| WRITTEN INSTRUCTION |
All of the records below must be output exactly, with no pictures carried over.

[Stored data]
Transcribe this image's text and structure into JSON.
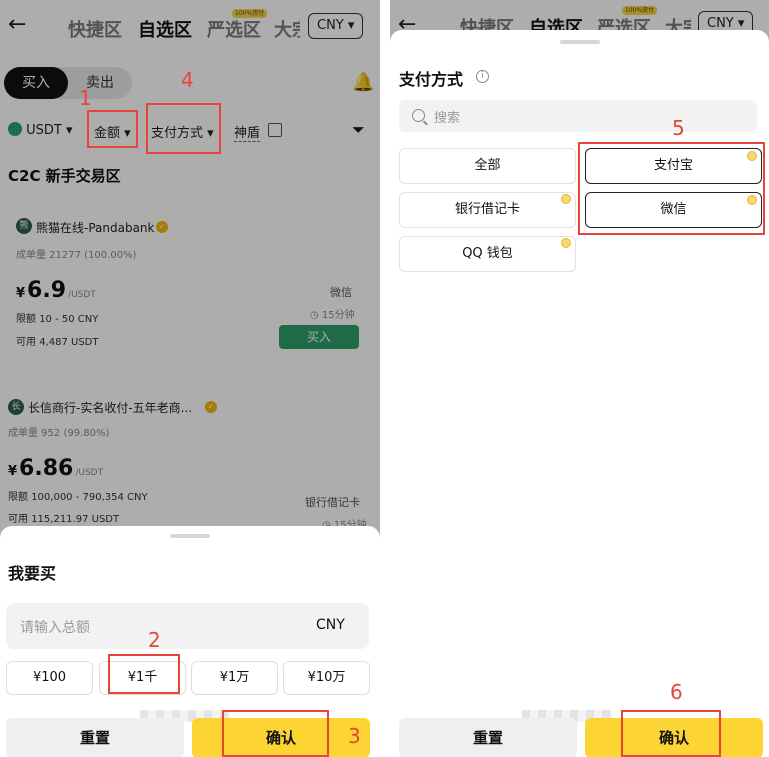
{
  "left": {
    "header": {
      "back": "←",
      "tabs": [
        "快捷区",
        "自选区",
        "严选区",
        "大宗"
      ],
      "tab_badge": "100%资付",
      "currency": "CNY"
    },
    "toggle": {
      "buy": "买入",
      "sell": "卖出"
    },
    "filters": {
      "asset": "USDT",
      "amount": "金额",
      "payment": "支付方式",
      "shendun": "神盾"
    },
    "section_title": "C2C 新手交易区",
    "ads": [
      {
        "merchant": "熊猫在线-Pandabank",
        "stats": "成单量 21277 (100.00%)",
        "currency_symbol": "¥",
        "price": "6.9",
        "unit": "/USDT",
        "limit_label": "限额",
        "limit": "10 - 50 CNY",
        "available_label": "可用",
        "available": "4,487 USDT",
        "payment": "微信",
        "time": "15分钟",
        "action": "买入"
      },
      {
        "merchant": "长信商行-实名收付-五年老商...",
        "stats": "成单量 952 (99.80%)",
        "currency_symbol": "¥",
        "price": "6.86",
        "unit": "/USDT",
        "limit_label": "限额",
        "limit": "100,000 - 790,354 CNY",
        "available_label": "可用",
        "available": "115,211.97 USDT",
        "payment": "银行借记卡",
        "time": "15分钟"
      }
    ],
    "sheet": {
      "title": "我要买",
      "placeholder": "请输入总额",
      "currency": "CNY",
      "chips": [
        "¥100",
        "¥1千",
        "¥1万",
        "¥10万"
      ],
      "reset": "重置",
      "confirm": "确认"
    }
  },
  "right": {
    "header": {
      "back": "←",
      "tabs": [
        "快捷区",
        "自选区",
        "严选区",
        "大宗"
      ],
      "tab_badge": "100%资付",
      "currency": "CNY"
    },
    "sheet": {
      "title": "支付方式",
      "search_placeholder": "搜索",
      "options": [
        "全部",
        "支付宝",
        "银行借记卡",
        "微信",
        "QQ 钱包"
      ],
      "reset": "重置",
      "confirm": "确认"
    }
  },
  "annotations": [
    "1",
    "2",
    "3",
    "4",
    "5",
    "6"
  ],
  "colors": {
    "annotation": "#e8443a",
    "confirm": "#fcd535",
    "buy_green": "#2f9e6b"
  }
}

| SOLUTION TO THIS TASK |
Transcribe this image's text and structure into JSON.
{
  "left": {
    "header": {
      "back": "←",
      "tabs": [
        "快捷区",
        "自选区",
        "严选区",
        "大宗"
      ],
      "tab_badge": "100%资付",
      "currency": "CNY"
    },
    "toggle": {
      "buy": "买入",
      "sell": "卖出"
    },
    "filters": {
      "asset": "USDT",
      "amount": "金额",
      "payment": "支付方式",
      "shendun": "神盾"
    },
    "section_title": "C2C 新手交易区",
    "ads": [
      {
        "merchant": "熊猫在线-Pandabank",
        "stats": "成单量 21277 (100.00%)",
        "currency_symbol": "¥",
        "price": "6.9",
        "unit": "/USDT",
        "limit_label": "限额",
        "limit": "10 - 50 CNY",
        "available_label": "可用",
        "available": "4,487 USDT",
        "payment": "微信",
        "time": "15分钟",
        "action": "买入"
      },
      {
        "merchant": "长信商行-实名收付-五年老商...",
        "stats": "成单量 952 (99.80%)",
        "currency_symbol": "¥",
        "price": "6.86",
        "unit": "/USDT",
        "limit_label": "限额",
        "limit": "100,000 - 790,354 CNY",
        "available_label": "可用",
        "available": "115,211.97 USDT",
        "payment": "银行借记卡",
        "time": "15分钟"
      }
    ],
    "sheet": {
      "title": "我要买",
      "placeholder": "请输入总额",
      "currency": "CNY",
      "chips": [
        "¥100",
        "¥1千",
        "¥1万",
        "¥10万"
      ],
      "reset": "重置",
      "confirm": "确认"
    }
  },
  "right": {
    "header": {
      "back": "←",
      "tabs": [
        "快捷区",
        "自选区",
        "严选区",
        "大宗"
      ],
      "tab_badge": "100%资付",
      "currency": "CNY"
    },
    "sheet": {
      "title": "支付方式",
      "search_placeholder": "搜索",
      "options": [
        "全部",
        "支付宝",
        "银行借记卡",
        "微信",
        "QQ 钱包"
      ],
      "reset": "重置",
      "confirm": "确认"
    }
  },
  "annotations": [
    "1",
    "2",
    "3",
    "4",
    "5",
    "6"
  ],
  "colors": {
    "annotation": "#e8443a",
    "confirm": "#fcd535",
    "buy_green": "#2f9e6b"
  }
}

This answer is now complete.